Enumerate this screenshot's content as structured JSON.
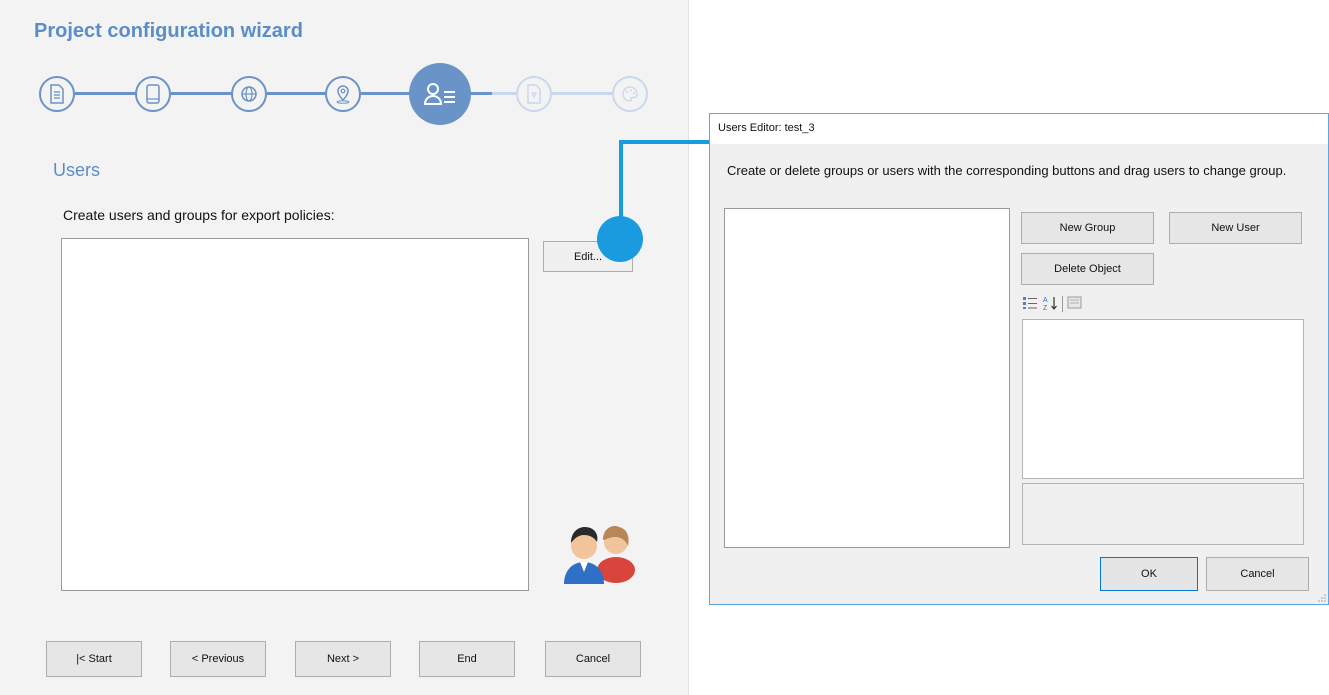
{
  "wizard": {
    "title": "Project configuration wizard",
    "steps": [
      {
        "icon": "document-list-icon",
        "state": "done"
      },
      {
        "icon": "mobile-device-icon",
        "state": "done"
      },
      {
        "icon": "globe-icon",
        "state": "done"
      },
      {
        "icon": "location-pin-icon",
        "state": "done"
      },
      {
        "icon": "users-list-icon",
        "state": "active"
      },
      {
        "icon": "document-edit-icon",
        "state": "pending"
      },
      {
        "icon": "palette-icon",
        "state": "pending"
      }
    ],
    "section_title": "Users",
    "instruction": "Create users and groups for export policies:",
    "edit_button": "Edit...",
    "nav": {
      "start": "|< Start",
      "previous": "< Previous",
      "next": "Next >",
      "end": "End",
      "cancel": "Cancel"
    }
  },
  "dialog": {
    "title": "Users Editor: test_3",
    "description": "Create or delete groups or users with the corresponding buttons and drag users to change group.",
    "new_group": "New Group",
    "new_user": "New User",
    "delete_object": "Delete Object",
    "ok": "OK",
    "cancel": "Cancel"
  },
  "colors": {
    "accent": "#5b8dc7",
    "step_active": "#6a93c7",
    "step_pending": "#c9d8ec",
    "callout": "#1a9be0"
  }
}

=== REQUIRED TASK ===
Repeat the material above verbatim, with no pictures in the output.

=== COMPLETED EXERCISE ===
Enumerate this screenshot's content as structured JSON.
{
  "wizard": {
    "title": "Project configuration wizard",
    "steps": [
      {
        "icon": "document-list-icon",
        "state": "done"
      },
      {
        "icon": "mobile-device-icon",
        "state": "done"
      },
      {
        "icon": "globe-icon",
        "state": "done"
      },
      {
        "icon": "location-pin-icon",
        "state": "done"
      },
      {
        "icon": "users-list-icon",
        "state": "active"
      },
      {
        "icon": "document-edit-icon",
        "state": "pending"
      },
      {
        "icon": "palette-icon",
        "state": "pending"
      }
    ],
    "section_title": "Users",
    "instruction": "Create users and groups for export policies:",
    "edit_button": "Edit...",
    "nav": {
      "start": "|< Start",
      "previous": "< Previous",
      "next": "Next >",
      "end": "End",
      "cancel": "Cancel"
    }
  },
  "dialog": {
    "title": "Users Editor: test_3",
    "description": "Create or delete groups or users with the corresponding buttons and drag users to change group.",
    "new_group": "New Group",
    "new_user": "New User",
    "delete_object": "Delete Object",
    "ok": "OK",
    "cancel": "Cancel"
  },
  "colors": {
    "accent": "#5b8dc7",
    "step_active": "#6a93c7",
    "step_pending": "#c9d8ec",
    "callout": "#1a9be0"
  }
}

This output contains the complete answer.